Supplied entries:
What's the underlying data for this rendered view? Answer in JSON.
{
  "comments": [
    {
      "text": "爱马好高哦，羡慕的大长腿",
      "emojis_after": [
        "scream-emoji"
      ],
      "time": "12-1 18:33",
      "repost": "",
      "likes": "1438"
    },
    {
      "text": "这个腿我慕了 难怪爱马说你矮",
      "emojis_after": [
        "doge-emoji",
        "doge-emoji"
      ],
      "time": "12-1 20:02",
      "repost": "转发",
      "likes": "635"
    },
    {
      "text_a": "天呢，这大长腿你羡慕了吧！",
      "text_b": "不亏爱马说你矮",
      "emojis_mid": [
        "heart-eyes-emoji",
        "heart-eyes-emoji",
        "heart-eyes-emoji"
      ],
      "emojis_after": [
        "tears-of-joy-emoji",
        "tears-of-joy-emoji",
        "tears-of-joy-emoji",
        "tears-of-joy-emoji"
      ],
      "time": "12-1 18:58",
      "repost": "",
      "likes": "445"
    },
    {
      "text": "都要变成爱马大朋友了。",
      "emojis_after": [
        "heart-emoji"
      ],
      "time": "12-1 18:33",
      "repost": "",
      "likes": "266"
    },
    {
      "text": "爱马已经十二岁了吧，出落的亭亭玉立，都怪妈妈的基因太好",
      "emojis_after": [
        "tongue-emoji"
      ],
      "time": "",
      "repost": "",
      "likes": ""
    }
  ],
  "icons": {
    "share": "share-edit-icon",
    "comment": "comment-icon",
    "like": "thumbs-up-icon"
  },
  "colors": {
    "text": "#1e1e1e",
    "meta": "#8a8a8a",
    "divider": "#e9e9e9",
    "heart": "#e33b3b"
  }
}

The problem:
Can you reproduce all the material exactly?

Solved exercise:
What's the underlying data for this rendered view? Answer in JSON.
{
  "comments": [
    {
      "text": "爱马好高哦，羡慕的大长腿",
      "emojis_after": [
        "scream-emoji"
      ],
      "time": "12-1 18:33",
      "repost": "",
      "likes": "1438"
    },
    {
      "text": "这个腿我慕了 难怪爱马说你矮",
      "emojis_after": [
        "doge-emoji",
        "doge-emoji"
      ],
      "time": "12-1 20:02",
      "repost": "转发",
      "likes": "635"
    },
    {
      "text_a": "天呢，这大长腿你羡慕了吧！",
      "text_b": "不亏爱马说你矮",
      "emojis_mid": [
        "heart-eyes-emoji",
        "heart-eyes-emoji",
        "heart-eyes-emoji"
      ],
      "emojis_after": [
        "tears-of-joy-emoji",
        "tears-of-joy-emoji",
        "tears-of-joy-emoji",
        "tears-of-joy-emoji"
      ],
      "time": "12-1 18:58",
      "repost": "",
      "likes": "445"
    },
    {
      "text": "都要变成爱马大朋友了。",
      "emojis_after": [
        "heart-emoji"
      ],
      "time": "12-1 18:33",
      "repost": "",
      "likes": "266"
    },
    {
      "text": "爱马已经十二岁了吧，出落的亭亭玉立，都怪妈妈的基因太好",
      "emojis_after": [
        "tongue-emoji"
      ],
      "time": "",
      "repost": "",
      "likes": ""
    }
  ],
  "icons": {
    "share": "share-edit-icon",
    "comment": "comment-icon",
    "like": "thumbs-up-icon"
  },
  "colors": {
    "text": "#1e1e1e",
    "meta": "#8a8a8a",
    "divider": "#e9e9e9",
    "heart": "#e33b3b"
  }
}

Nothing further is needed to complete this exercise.